* _Stated goal_
Report, as a bare number, how many lines hold "breadcrumb".

* _Items_
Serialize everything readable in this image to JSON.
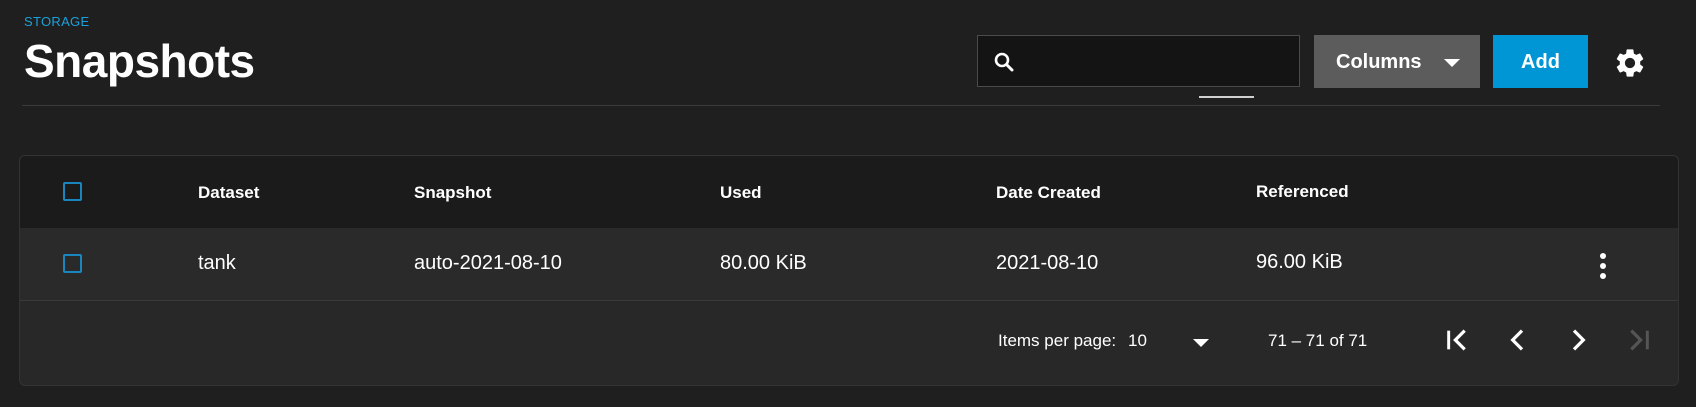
{
  "header": {
    "breadcrumb": "STORAGE",
    "title": "Snapshots"
  },
  "toolbar": {
    "search_placeholder": "",
    "search_value": "",
    "columns_label": "Columns",
    "add_label": "Add",
    "settings_icon": "gear-icon"
  },
  "table": {
    "columns": [
      "Dataset",
      "Snapshot",
      "Used",
      "Date Created",
      "Referenced"
    ],
    "rows": [
      {
        "dataset": "tank",
        "snapshot": "auto-2021-08-10",
        "used": "80.00 KiB",
        "date_created": "2021-08-10",
        "referenced": "96.00 KiB"
      }
    ]
  },
  "paginator": {
    "items_per_page_label": "Items per page:",
    "page_size": "10",
    "range_label": "71 – 71 of 71",
    "icons": [
      "first-page-icon",
      "previous-page-icon",
      "next-page-icon",
      "last-page-icon"
    ]
  },
  "colors": {
    "accent": "#0095d5",
    "breadcrumb": "#1aa0db",
    "background": "#1f1f1f",
    "card": "#282828",
    "checkbox_border": "#1a86c0",
    "columns_button": "#5c5c5c"
  }
}
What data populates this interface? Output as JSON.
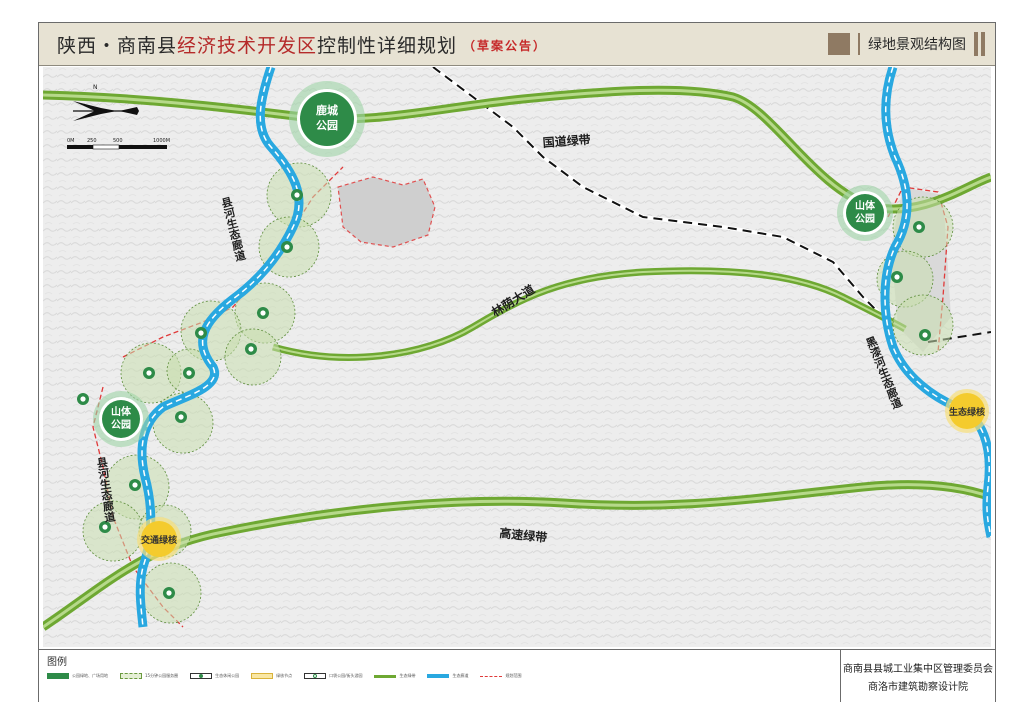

* _Completed exercise_
2